Exercise details >>
Look for the word "أحمد" in the entries below, then copy every line that has it.

[Stored dataset items]
◇ ◇ ◇ ◇
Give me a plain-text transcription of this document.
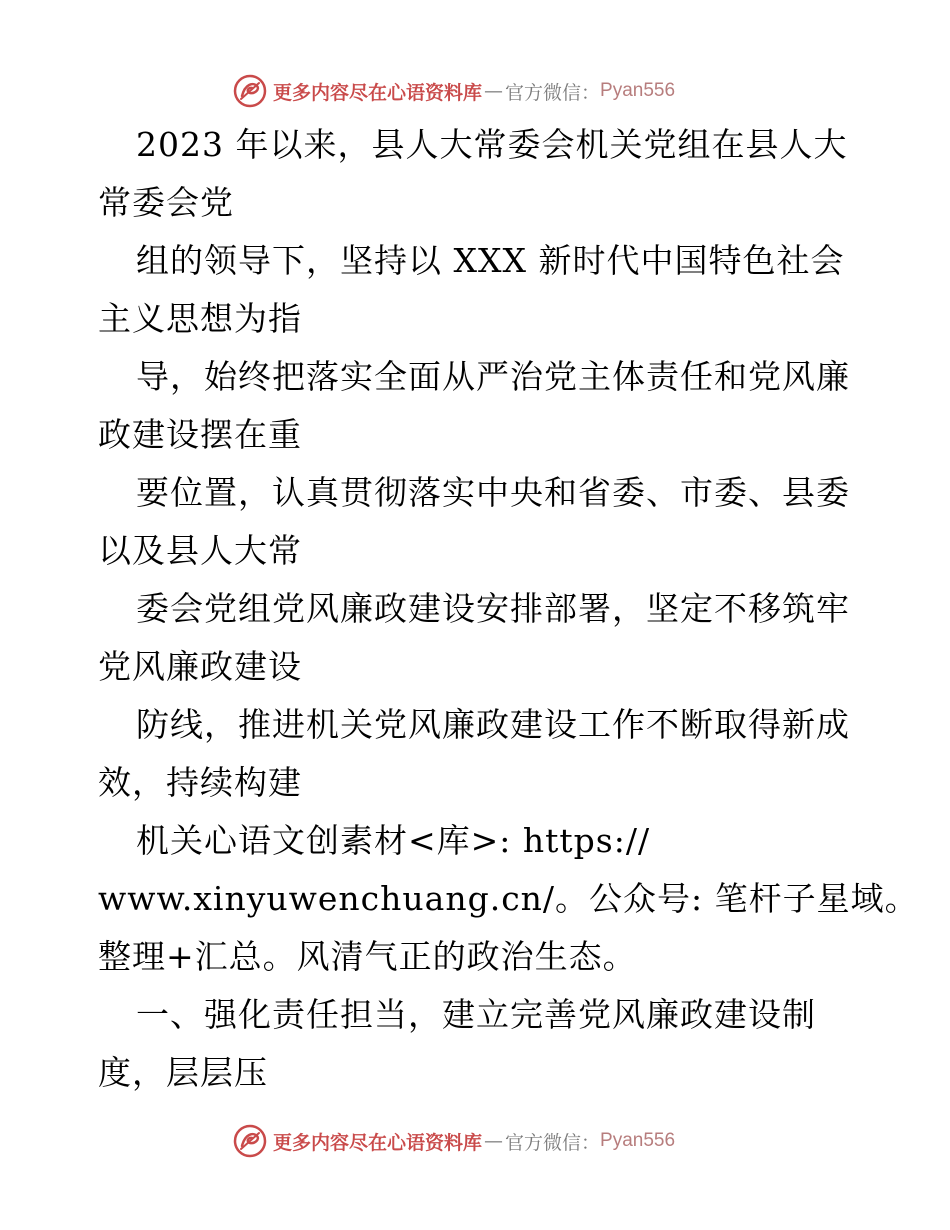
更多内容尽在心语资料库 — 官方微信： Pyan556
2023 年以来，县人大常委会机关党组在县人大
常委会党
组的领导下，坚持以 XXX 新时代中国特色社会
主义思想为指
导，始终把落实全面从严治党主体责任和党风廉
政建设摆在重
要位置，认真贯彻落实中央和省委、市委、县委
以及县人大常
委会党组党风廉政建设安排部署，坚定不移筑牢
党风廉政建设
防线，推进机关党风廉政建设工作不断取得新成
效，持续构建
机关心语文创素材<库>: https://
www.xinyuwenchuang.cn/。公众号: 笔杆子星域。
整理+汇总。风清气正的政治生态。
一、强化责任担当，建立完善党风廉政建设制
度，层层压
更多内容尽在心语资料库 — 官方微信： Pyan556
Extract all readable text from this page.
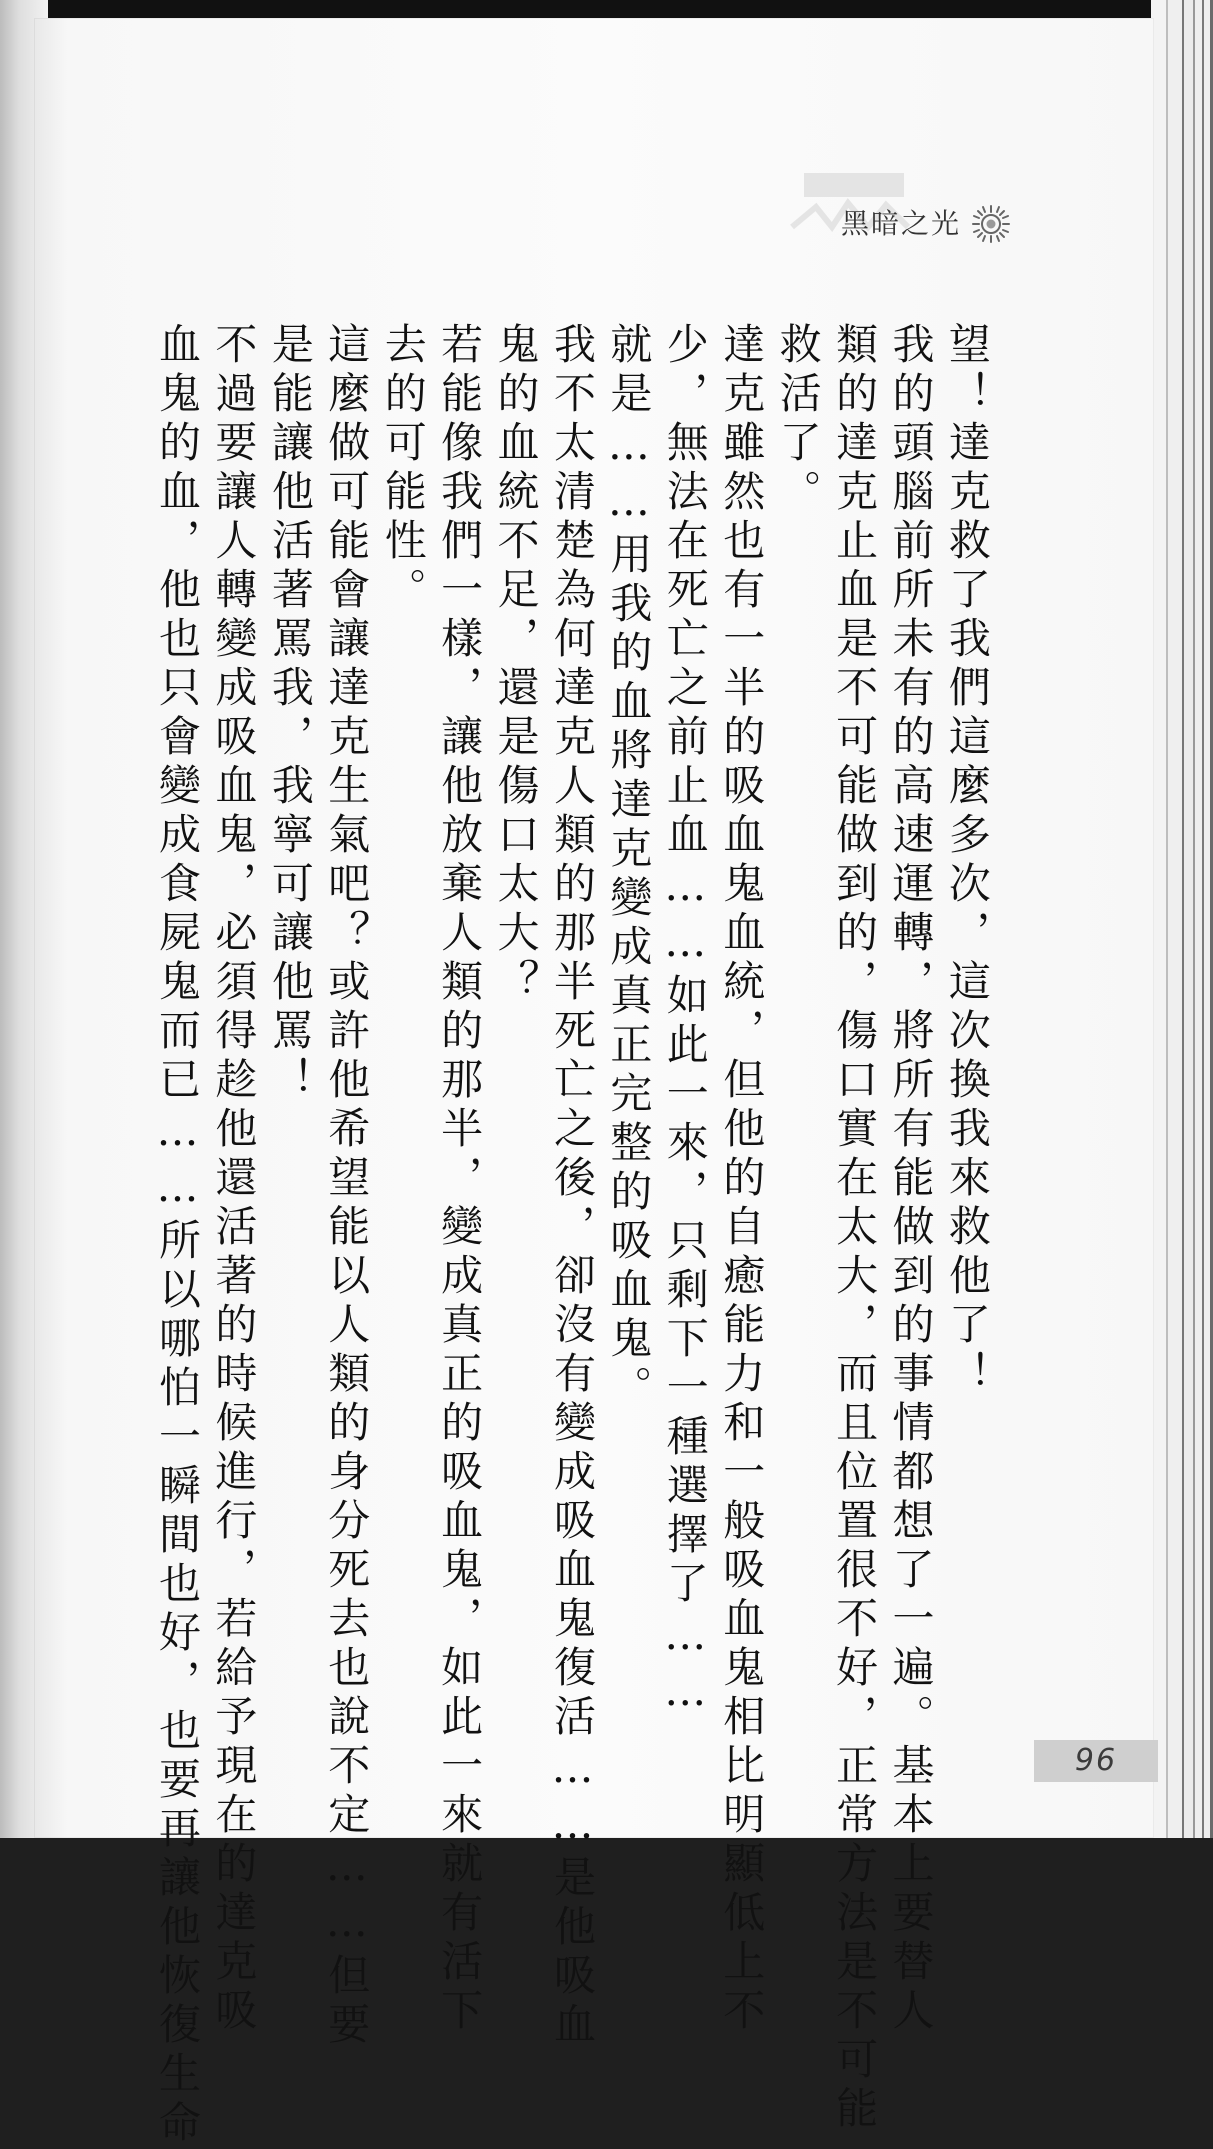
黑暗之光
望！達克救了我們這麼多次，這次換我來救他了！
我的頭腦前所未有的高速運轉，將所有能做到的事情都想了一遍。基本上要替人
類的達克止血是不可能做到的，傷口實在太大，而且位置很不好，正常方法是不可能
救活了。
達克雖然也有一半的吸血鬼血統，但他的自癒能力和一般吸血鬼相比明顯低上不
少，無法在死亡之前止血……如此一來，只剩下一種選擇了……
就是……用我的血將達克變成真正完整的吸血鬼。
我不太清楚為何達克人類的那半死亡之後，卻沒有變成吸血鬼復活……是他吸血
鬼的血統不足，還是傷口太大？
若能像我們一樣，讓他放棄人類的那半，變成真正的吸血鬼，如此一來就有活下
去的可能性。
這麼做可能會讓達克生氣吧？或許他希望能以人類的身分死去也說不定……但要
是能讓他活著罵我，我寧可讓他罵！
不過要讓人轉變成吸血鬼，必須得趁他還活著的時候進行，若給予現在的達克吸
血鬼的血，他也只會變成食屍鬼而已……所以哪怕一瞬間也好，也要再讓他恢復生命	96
◇ ◇ ◇ ◇
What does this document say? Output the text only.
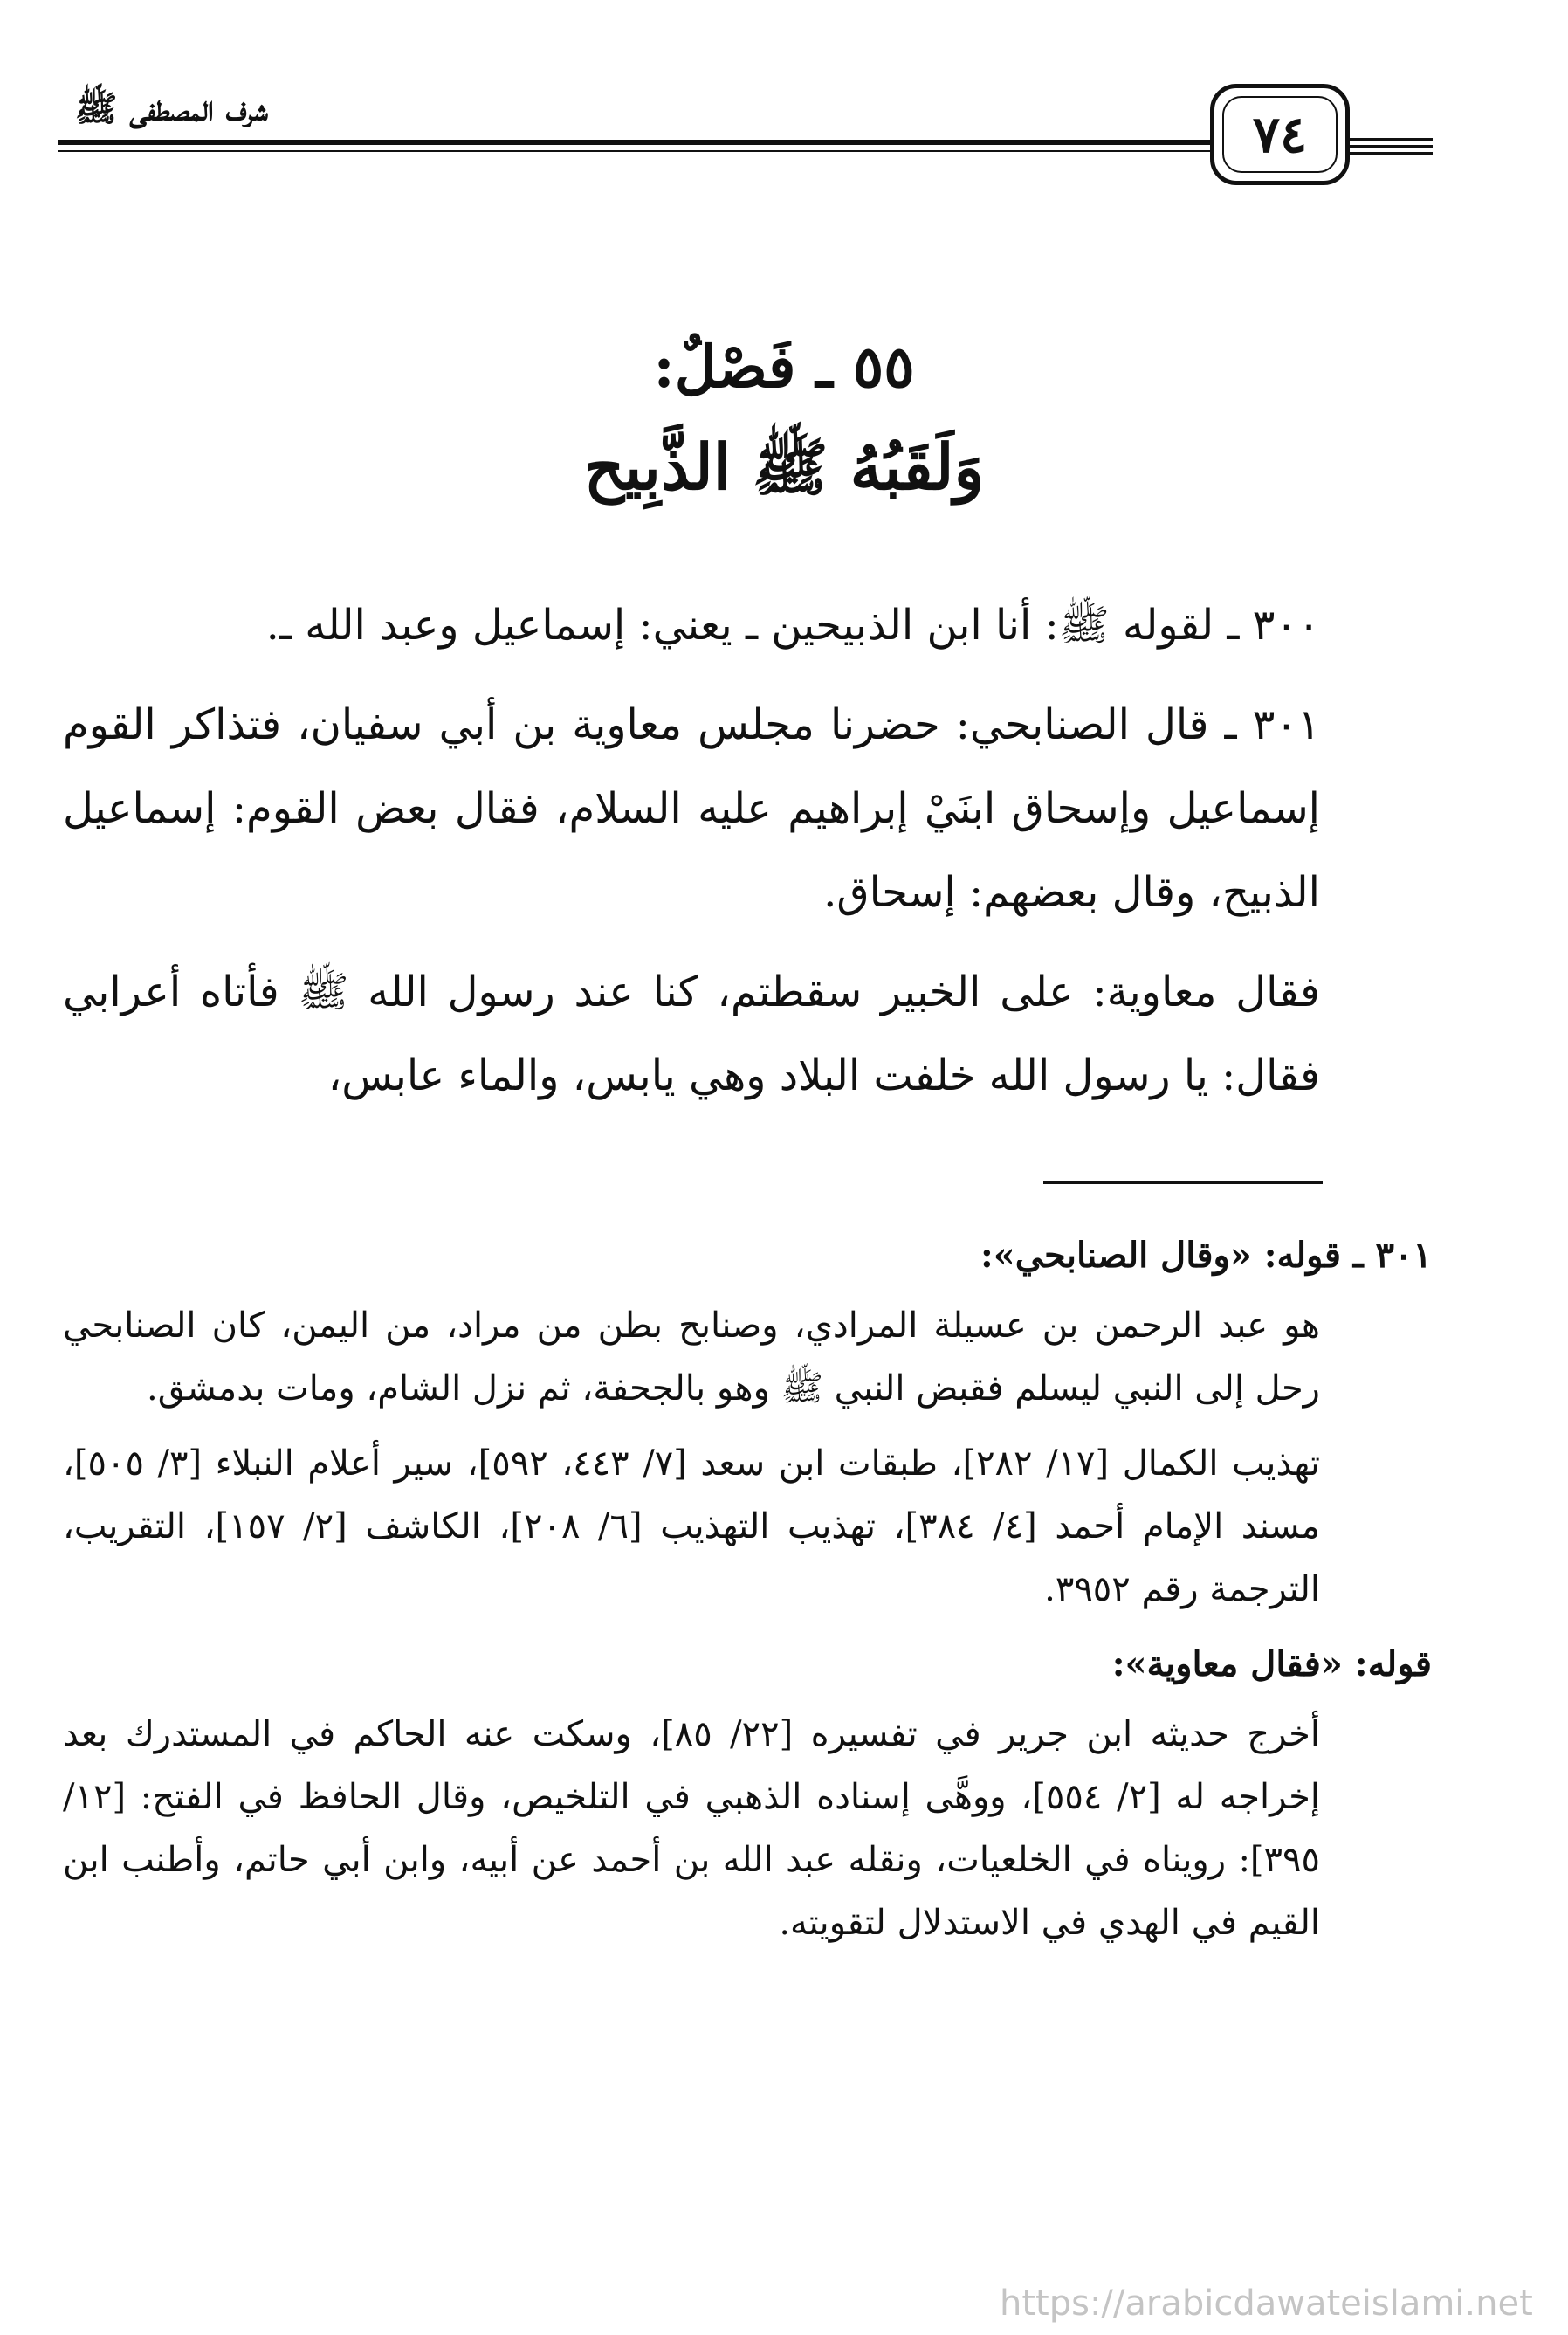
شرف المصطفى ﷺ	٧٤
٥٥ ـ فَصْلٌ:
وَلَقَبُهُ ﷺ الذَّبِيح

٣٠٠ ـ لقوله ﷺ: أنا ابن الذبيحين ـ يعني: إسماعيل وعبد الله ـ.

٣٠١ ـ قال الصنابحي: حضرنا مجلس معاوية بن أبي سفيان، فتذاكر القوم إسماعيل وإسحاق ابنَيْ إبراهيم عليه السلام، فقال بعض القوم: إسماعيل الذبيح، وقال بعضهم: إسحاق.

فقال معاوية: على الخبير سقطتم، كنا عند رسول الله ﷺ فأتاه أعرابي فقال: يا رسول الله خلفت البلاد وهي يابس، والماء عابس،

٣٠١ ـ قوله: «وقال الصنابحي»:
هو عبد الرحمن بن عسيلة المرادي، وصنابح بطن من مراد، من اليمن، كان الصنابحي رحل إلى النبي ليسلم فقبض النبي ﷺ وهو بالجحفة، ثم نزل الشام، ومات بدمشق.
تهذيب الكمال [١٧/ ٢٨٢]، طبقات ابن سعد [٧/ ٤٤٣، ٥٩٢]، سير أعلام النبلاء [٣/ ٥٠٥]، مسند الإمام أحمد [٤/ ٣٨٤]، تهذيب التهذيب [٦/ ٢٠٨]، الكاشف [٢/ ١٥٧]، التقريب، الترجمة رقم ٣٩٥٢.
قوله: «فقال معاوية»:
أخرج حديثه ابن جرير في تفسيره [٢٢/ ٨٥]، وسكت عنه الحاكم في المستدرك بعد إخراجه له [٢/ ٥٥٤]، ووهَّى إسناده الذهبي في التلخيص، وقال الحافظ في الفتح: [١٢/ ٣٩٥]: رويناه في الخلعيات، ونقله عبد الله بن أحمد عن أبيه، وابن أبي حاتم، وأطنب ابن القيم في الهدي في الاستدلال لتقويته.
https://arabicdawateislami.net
◇ ◇ ◇ ◇
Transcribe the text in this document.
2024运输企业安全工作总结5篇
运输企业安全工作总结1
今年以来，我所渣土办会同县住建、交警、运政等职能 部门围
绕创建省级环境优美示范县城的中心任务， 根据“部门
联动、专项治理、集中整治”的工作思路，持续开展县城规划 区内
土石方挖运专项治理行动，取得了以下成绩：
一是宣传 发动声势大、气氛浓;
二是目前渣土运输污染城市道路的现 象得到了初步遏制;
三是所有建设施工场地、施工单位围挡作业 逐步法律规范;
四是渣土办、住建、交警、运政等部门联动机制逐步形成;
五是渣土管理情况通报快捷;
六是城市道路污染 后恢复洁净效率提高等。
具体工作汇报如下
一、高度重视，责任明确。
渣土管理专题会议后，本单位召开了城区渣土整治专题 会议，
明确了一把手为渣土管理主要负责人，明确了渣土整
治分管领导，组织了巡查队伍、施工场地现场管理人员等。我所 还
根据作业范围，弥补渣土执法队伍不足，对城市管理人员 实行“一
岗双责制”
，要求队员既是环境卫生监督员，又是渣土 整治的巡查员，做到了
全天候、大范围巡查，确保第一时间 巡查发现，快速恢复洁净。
◇ ◇ ◇ ◇
Completed exercise >>
تهذيب الكمال [١٧/ ٢٨٢]، طبقات ابن سعد [٧/ ٤٤٣، ٥٩٢]، سير أعلام النبلاء [٣/ ٥٠٥]، مسند الإمام أحمد [٤/ ٣٨٤]، تهذيب التهذيب [٦/ ٢٠٨]، الكاشف [٢/ ١٥٧]، التقريب، الترجمة رقم ٣٩٥٢.
أخرج حديثه ابن جرير في تفسيره [٢٢/ ٨٥]، وسكت عنه الحاكم في المستدرك بعد إخراجه له [٢/ ٥٥٤]، ووهَّى إسناده الذهبي في التلخيص، وقال الحافظ في الفتح: [١٢/ ٣٩٥]: رويناه في الخلعيات، ونقله عبد الله بن أحمد عن أبيه، وابن أبي حاتم، وأطنب ابن القيم في الهدي في الاستدلال لتقويته.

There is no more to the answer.